Brief:
Copy each line that holds "color".

Records provided:
::::
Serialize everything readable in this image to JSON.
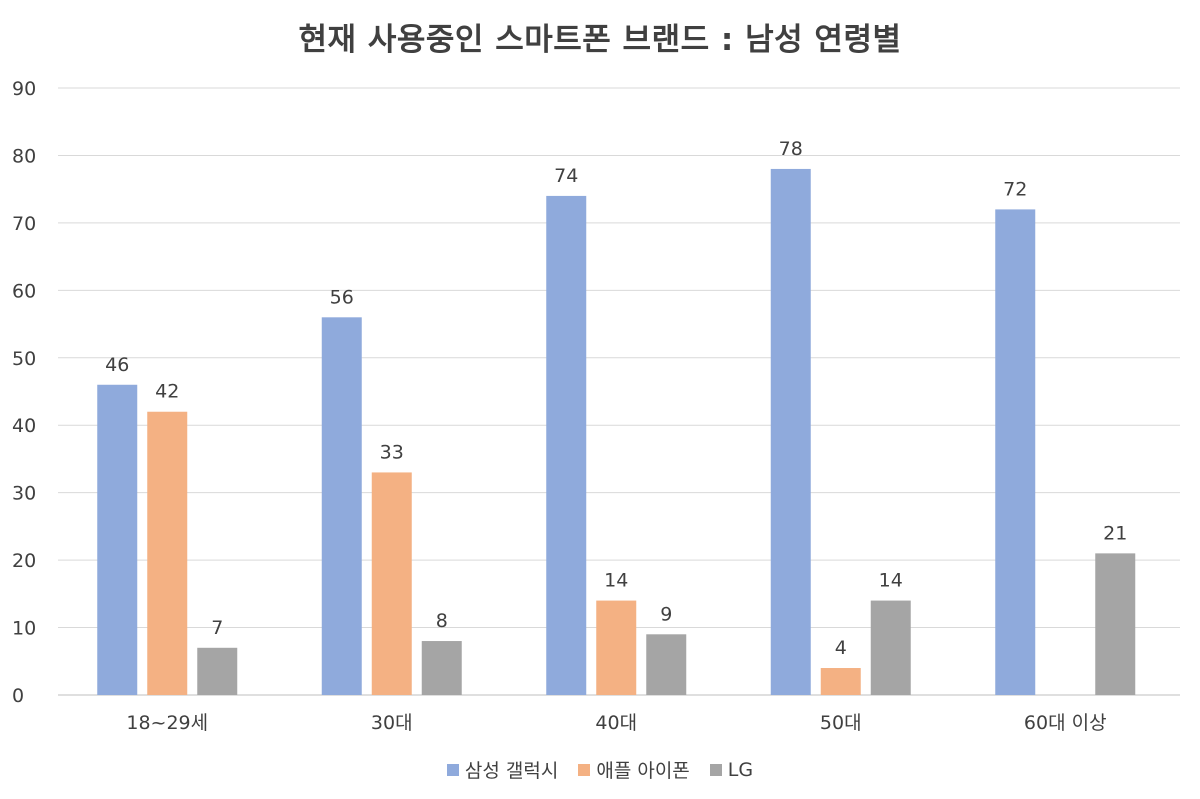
{
  "chart_data": {
    "type": "bar",
    "title": "현재 사용중인 스마트폰 브랜드 : 남성 연령별",
    "categories": [
      "18~29세",
      "30대",
      "40대",
      "50대",
      "60대 이상"
    ],
    "series": [
      {
        "name": "삼성 갤럭시",
        "color": "#8faadc",
        "values": [
          46,
          56,
          74,
          78,
          72
        ]
      },
      {
        "name": "애플 아이폰",
        "color": "#f4b183",
        "values": [
          42,
          33,
          14,
          4,
          null
        ]
      },
      {
        "name": "LG",
        "color": "#a5a5a5",
        "values": [
          7,
          8,
          9,
          14,
          21
        ]
      }
    ],
    "yticks": [
      0,
      10,
      20,
      30,
      40,
      50,
      60,
      70,
      80,
      90
    ],
    "ylim": [
      0,
      90
    ],
    "grid": true,
    "legend": "bottom"
  }
}
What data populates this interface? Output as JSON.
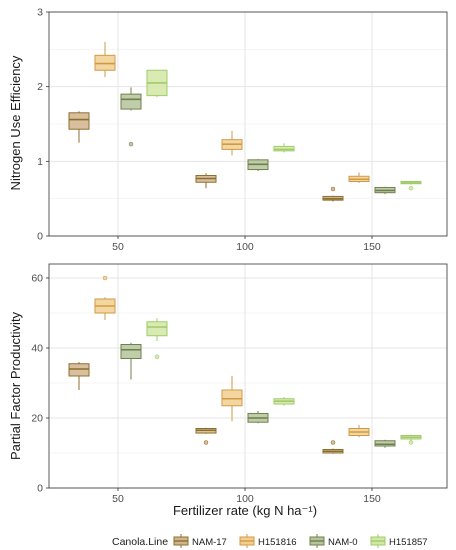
::::
Correct response:
        "color": "#8faadc",
        "color": "#f4b183",
        "color": "#a5a5a5",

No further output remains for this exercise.